• **GOAL A**:
Please check the text on African Arts and South African art: where did Azaria Mbatha and Cyprian Shilakoe acquire formal art training?
• **GOAL B**:
Pull out every line of the records that contains the string "银行主任", with case counting.

In 1967 the first issue of African Arts was published. In 1967 I first enrolled at the University of the Witwatersrand, Johannesburg (Wits), for a BA degree, majoring in English Literature, History of Art, and Fine Art, in a class entirely of white students. This was eight years after the English medium universities in South Africa had been closed to black students under the system of apartheid.1 Nationalist party rule had, in 1959, legislated this final educational discrimination in which black, white, “coloured,”2 and Indian people were separated into their own highly unequal educational systems. The mid-1960s nevertheless saw a generation of accomplished black artists (Sidney Kumalo, Ezrom Legae, Dumile Feni, among many others) emerge as powerful presences on the contemporary art scene.3 Despite the lack of access to tertiary education for these black artists, they had acquired formal art training at the men's recreation centre in Polly Street (Johannesburg) (Miles 2004), as others such as Azaria Mbatha and Cyprian Shilakoe had done at the Evangelical Lutheran Church art school at Rorke's Drift (Natal) (Hobbs and Rankin 2003). In this environment, the appearance of the first issues of African Arts probably did not have a wide impact in South Africa, although, by the early 1970s, the journal's art competition was a space through which Louis Maqhubela, Tito Zungu, Dumile Feni, and Cyprian Shilakoe were introduced to a wider international market (Anon. 1970, 1973). Inclusion in these issues of short pieces on the winners provided a beacon of recognition for those attempting to work against the overwhelming negation of African cultural achievement inherent in apartheid's separatism.

• **DATASET ROWS**:
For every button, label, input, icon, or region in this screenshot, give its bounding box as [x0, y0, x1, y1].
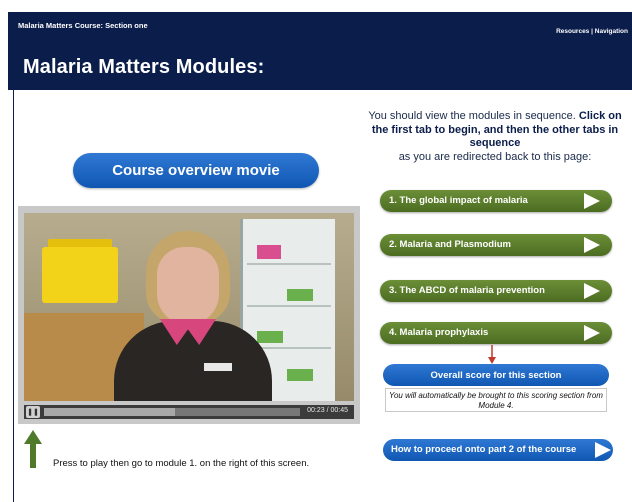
* * *
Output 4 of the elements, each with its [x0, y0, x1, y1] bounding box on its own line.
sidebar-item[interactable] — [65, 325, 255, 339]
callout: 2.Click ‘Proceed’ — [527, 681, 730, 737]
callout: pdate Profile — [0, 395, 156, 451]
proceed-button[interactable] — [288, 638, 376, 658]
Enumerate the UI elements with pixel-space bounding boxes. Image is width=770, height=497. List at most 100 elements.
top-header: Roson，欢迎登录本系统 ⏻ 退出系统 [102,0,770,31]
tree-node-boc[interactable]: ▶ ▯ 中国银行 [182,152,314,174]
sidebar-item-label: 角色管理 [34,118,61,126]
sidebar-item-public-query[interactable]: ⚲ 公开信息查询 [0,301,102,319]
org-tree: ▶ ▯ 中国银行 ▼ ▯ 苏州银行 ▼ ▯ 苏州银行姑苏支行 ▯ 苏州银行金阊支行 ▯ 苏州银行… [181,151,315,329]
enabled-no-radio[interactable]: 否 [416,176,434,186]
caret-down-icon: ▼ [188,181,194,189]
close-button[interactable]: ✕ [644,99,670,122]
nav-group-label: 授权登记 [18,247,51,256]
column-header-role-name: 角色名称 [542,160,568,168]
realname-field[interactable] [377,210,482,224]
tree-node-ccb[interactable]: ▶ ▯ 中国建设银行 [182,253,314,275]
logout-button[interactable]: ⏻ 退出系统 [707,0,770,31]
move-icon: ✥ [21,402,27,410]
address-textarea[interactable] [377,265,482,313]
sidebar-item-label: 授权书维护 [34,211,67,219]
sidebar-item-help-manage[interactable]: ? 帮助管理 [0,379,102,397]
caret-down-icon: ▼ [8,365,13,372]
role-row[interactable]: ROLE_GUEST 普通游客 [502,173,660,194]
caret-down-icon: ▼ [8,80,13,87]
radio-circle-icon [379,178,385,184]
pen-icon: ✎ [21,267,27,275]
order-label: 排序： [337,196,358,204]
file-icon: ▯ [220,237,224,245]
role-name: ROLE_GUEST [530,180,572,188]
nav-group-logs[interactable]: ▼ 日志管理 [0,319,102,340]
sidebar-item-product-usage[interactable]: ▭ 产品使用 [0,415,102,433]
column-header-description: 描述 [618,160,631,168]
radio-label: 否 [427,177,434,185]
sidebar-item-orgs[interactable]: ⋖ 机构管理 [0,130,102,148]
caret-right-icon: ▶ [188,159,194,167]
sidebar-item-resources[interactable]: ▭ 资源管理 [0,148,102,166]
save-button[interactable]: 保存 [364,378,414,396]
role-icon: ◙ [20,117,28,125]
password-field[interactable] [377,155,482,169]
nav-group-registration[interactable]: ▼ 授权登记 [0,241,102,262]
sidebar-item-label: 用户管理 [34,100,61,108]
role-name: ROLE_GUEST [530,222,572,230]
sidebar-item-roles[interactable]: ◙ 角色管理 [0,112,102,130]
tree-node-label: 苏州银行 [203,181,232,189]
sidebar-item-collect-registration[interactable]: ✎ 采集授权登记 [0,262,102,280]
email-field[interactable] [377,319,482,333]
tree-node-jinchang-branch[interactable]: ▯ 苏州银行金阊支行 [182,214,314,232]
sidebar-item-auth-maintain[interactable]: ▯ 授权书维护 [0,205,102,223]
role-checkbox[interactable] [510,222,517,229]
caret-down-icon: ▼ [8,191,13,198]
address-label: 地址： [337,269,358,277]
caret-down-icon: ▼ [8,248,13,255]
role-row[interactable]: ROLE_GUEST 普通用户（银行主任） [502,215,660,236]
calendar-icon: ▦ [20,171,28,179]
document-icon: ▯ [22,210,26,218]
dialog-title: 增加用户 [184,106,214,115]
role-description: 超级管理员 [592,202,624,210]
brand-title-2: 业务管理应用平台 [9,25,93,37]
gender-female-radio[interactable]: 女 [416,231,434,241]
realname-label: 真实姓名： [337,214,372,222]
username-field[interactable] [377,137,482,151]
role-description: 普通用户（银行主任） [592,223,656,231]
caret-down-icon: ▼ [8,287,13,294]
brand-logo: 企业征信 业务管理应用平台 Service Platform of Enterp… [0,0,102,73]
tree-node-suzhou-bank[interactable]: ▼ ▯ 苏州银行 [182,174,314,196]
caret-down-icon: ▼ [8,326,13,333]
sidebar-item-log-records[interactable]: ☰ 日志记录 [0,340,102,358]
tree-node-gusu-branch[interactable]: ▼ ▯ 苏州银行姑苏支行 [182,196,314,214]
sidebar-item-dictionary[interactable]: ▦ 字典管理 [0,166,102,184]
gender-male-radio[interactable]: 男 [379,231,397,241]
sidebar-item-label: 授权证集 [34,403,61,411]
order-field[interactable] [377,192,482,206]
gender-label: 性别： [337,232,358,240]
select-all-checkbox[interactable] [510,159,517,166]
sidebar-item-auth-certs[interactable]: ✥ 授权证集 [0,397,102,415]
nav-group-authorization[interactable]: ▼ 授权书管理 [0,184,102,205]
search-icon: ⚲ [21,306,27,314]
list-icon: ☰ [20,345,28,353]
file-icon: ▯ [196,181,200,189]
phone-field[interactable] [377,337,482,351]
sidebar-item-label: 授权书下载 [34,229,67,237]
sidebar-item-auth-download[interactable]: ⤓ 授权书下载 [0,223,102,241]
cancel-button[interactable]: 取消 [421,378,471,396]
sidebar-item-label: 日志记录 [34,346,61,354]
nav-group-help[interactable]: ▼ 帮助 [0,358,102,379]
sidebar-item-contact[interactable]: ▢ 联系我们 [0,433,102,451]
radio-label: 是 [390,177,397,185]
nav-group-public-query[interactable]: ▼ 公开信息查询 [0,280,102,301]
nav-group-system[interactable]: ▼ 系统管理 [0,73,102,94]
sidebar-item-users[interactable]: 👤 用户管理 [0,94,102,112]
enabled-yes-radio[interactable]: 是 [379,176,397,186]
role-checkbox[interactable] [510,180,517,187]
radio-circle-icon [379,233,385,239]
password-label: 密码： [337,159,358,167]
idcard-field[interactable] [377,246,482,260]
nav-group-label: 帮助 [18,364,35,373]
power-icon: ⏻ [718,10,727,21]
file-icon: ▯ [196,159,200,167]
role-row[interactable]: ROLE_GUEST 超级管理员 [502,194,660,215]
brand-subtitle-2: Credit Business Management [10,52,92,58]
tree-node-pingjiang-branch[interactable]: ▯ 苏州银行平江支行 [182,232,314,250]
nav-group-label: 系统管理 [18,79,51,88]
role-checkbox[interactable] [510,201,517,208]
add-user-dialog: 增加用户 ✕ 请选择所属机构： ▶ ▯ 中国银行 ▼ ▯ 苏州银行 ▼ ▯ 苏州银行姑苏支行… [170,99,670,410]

• **FINAL RESULT A**:
At the Evangelical Lutheran Church art school at Rorke's Drift (Natal).

• **FINAL RESULT B**:
role-row[interactable]: ROLE_GUEST 普通用户（银行主任） [502,215,660,236]
role-description: 普通用户（银行主任） [592,223,656,231]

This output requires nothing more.